▶ [Data excerpts]
####################

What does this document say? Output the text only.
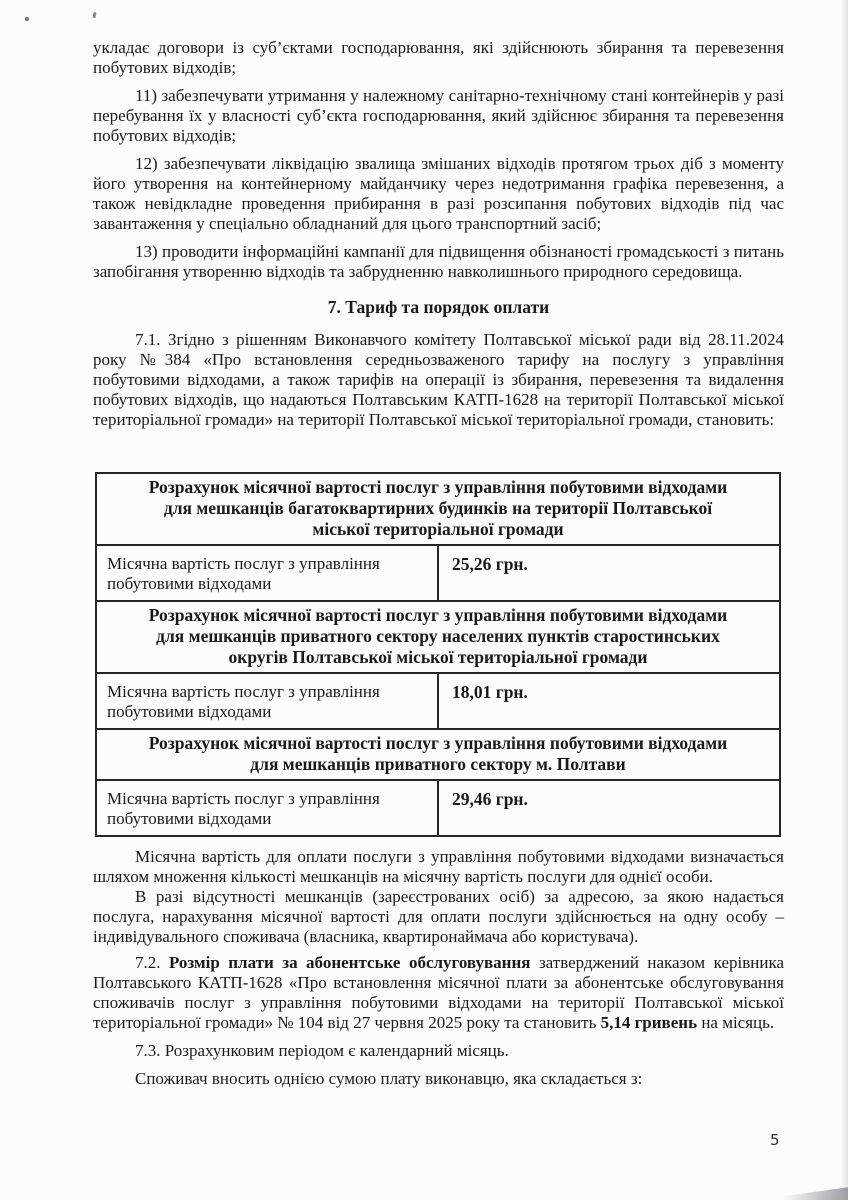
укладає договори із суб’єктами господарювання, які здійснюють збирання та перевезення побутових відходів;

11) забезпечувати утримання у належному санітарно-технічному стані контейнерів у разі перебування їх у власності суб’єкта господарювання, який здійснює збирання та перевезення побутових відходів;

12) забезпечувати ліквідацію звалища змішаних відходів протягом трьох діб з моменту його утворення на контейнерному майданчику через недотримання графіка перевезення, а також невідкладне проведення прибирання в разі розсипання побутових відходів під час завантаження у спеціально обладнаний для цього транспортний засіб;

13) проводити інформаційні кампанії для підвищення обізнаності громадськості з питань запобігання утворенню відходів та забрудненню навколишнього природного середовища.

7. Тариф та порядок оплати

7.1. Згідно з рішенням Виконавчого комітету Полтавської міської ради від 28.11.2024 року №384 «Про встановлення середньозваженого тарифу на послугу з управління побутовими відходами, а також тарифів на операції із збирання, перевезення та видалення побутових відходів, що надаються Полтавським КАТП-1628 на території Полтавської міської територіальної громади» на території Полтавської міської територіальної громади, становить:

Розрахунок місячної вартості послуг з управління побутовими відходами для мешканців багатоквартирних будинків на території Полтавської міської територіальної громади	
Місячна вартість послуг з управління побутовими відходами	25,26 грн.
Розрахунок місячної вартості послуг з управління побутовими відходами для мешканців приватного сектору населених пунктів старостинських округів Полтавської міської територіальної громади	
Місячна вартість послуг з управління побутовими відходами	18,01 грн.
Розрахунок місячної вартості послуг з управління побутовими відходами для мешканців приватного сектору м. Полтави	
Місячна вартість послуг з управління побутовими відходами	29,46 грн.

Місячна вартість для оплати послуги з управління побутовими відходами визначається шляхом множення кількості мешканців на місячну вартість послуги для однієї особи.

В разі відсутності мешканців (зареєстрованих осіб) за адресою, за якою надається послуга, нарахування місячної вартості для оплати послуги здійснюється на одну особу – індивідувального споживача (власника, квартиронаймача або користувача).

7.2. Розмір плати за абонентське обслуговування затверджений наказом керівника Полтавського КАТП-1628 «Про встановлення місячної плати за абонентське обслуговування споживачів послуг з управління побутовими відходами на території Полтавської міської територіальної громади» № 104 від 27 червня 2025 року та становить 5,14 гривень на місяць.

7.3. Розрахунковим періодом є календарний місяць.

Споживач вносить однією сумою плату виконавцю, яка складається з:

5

####################

Check each line of the records above for "міської", and copy those that have it.

▶ [Answer to the exercise]
7.1. Згідно з рішенням Виконавчого комітету Полтавської міської ради від 28.11.2024 року №384 «Про встановлення середньозваженого тарифу на послугу з управління побутовими відходами, а також тарифів на операції із збирання, перевезення та видалення побутових відходів, що надаються Полтавським КАТП-1628 на території Полтавської міської територіальної громади» на території Полтавської міської територіальної громади, становить:
Розрахунок місячної вартості послуг з управління побутовими відходами для мешканців багатоквартирних будинків на території Полтавської міської територіальної громади	
Розрахунок місячної вартості послуг з управління побутовими відходами для мешканців приватного сектору населених пунктів старостинських округів Полтавської міської територіальної громади	
7.2. Розмір плати за абонентське обслуговування затверджений наказом керівника Полтавського КАТП-1628 «Про встановлення місячної плати за абонентське обслуговування споживачів послуг з управління побутовими відходами на території Полтавської міської територіальної громади» № 104 від 27 червня 2025 року та становить 5,14 гривень на місяць.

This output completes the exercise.